** START AVAILABLE RECORDS **

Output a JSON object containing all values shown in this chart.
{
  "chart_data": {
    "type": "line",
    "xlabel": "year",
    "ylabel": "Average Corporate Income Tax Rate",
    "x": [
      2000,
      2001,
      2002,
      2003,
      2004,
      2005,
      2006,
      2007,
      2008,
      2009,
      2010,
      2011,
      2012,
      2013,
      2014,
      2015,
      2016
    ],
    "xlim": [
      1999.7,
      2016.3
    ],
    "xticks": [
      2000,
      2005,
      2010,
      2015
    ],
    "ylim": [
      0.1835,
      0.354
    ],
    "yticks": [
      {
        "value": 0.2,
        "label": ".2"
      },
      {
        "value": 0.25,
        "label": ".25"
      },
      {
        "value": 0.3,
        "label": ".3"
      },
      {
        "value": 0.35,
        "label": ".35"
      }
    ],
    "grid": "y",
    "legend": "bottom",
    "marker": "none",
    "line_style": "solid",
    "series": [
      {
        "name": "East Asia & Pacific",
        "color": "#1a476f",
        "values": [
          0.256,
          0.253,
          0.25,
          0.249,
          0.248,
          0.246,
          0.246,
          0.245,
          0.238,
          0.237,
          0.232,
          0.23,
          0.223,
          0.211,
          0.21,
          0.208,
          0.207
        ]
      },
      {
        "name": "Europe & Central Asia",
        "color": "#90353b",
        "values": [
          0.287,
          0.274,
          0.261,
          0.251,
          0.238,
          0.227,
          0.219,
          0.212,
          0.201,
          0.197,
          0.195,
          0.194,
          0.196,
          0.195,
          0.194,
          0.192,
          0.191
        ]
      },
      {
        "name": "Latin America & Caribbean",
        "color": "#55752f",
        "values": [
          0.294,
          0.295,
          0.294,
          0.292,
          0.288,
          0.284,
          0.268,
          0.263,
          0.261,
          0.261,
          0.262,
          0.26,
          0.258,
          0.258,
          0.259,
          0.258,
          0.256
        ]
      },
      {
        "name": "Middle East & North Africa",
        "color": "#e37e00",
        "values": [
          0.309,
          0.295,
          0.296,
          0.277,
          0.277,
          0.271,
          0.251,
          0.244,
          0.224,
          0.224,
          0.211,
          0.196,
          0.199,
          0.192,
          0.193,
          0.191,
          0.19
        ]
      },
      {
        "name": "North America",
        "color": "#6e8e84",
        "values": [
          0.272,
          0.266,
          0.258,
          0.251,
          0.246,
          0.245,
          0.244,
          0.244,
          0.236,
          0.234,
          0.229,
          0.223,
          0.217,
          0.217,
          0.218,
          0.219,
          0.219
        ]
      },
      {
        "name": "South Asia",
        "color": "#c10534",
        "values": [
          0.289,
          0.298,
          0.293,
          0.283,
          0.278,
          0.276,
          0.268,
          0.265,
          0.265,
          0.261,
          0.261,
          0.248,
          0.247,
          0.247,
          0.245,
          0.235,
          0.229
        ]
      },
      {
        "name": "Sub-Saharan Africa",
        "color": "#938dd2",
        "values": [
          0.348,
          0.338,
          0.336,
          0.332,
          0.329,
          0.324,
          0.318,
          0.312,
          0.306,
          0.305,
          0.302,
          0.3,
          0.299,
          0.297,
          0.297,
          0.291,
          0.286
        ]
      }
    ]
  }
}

** END AVAILABLE RECORDS **

* **EXERCISE GOAL**
Copy out each record from above, exactly.

* **ANSWER**
Output a JSON object containing all values shown in this chart.
{
  "chart_data": {
    "type": "line",
    "xlabel": "year",
    "ylabel": "Average Corporate Income Tax Rate",
    "x": [
      2000,
      2001,
      2002,
      2003,
      2004,
      2005,
      2006,
      2007,
      2008,
      2009,
      2010,
      2011,
      2012,
      2013,
      2014,
      2015,
      2016
    ],
    "xlim": [
      1999.7,
      2016.3
    ],
    "xticks": [
      2000,
      2005,
      2010,
      2015
    ],
    "ylim": [
      0.1835,
      0.354
    ],
    "yticks": [
      {
        "value": 0.2,
        "label": ".2"
      },
      {
        "value": 0.25,
        "label": ".25"
      },
      {
        "value": 0.3,
        "label": ".3"
      },
      {
        "value": 0.35,
        "label": ".35"
      }
    ],
    "grid": "y",
    "legend": "bottom",
    "marker": "none",
    "line_style": "solid",
    "series": [
      {
        "name": "East Asia & Pacific",
        "color": "#1a476f",
        "values": [
          0.256,
          0.253,
          0.25,
          0.249,
          0.248,
          0.246,
          0.246,
          0.245,
          0.238,
          0.237,
          0.232,
          0.23,
          0.223,
          0.211,
          0.21,
          0.208,
          0.207
        ]
      },
      {
        "name": "Europe & Central Asia",
        "color": "#90353b",
        "values": [
          0.287,
          0.274,
          0.261,
          0.251,
          0.238,
          0.227,
          0.219,
          0.212,
          0.201,
          0.197,
          0.195,
          0.194,
          0.196,
          0.195,
          0.194,
          0.192,
          0.191
        ]
      },
      {
        "name": "Latin America & Caribbean",
        "color": "#55752f",
        "values": [
          0.294,
          0.295,
          0.294,
          0.292,
          0.288,
          0.284,
          0.268,
          0.263,
          0.261,
          0.261,
          0.262,
          0.26,
          0.258,
          0.258,
          0.259,
          0.258,
          0.256
        ]
      },
      {
        "name": "Middle East & North Africa",
        "color": "#e37e00",
        "values": [
          0.309,
          0.295,
          0.296,
          0.277,
          0.277,
          0.271,
          0.251,
          0.244,
          0.224,
          0.224,
          0.211,
          0.196,
          0.199,
          0.192,
          0.193,
          0.191,
          0.19
        ]
      },
      {
        "name": "North America",
        "color": "#6e8e84",
        "values": [
          0.272,
          0.266,
          0.258,
          0.251,
          0.246,
          0.245,
          0.244,
          0.244,
          0.236,
          0.234,
          0.229,
          0.223,
          0.217,
          0.217,
          0.218,
          0.219,
          0.219
        ]
      },
      {
        "name": "South Asia",
        "color": "#c10534",
        "values": [
          0.289,
          0.298,
          0.293,
          0.283,
          0.278,
          0.276,
          0.268,
          0.265,
          0.265,
          0.261,
          0.261,
          0.248,
          0.247,
          0.247,
          0.245,
          0.235,
          0.229
        ]
      },
      {
        "name": "Sub-Saharan Africa",
        "color": "#938dd2",
        "values": [
          0.348,
          0.338,
          0.336,
          0.332,
          0.329,
          0.324,
          0.318,
          0.312,
          0.306,
          0.305,
          0.302,
          0.3,
          0.299,
          0.297,
          0.297,
          0.291,
          0.286
        ]
      }
    ]
  }
}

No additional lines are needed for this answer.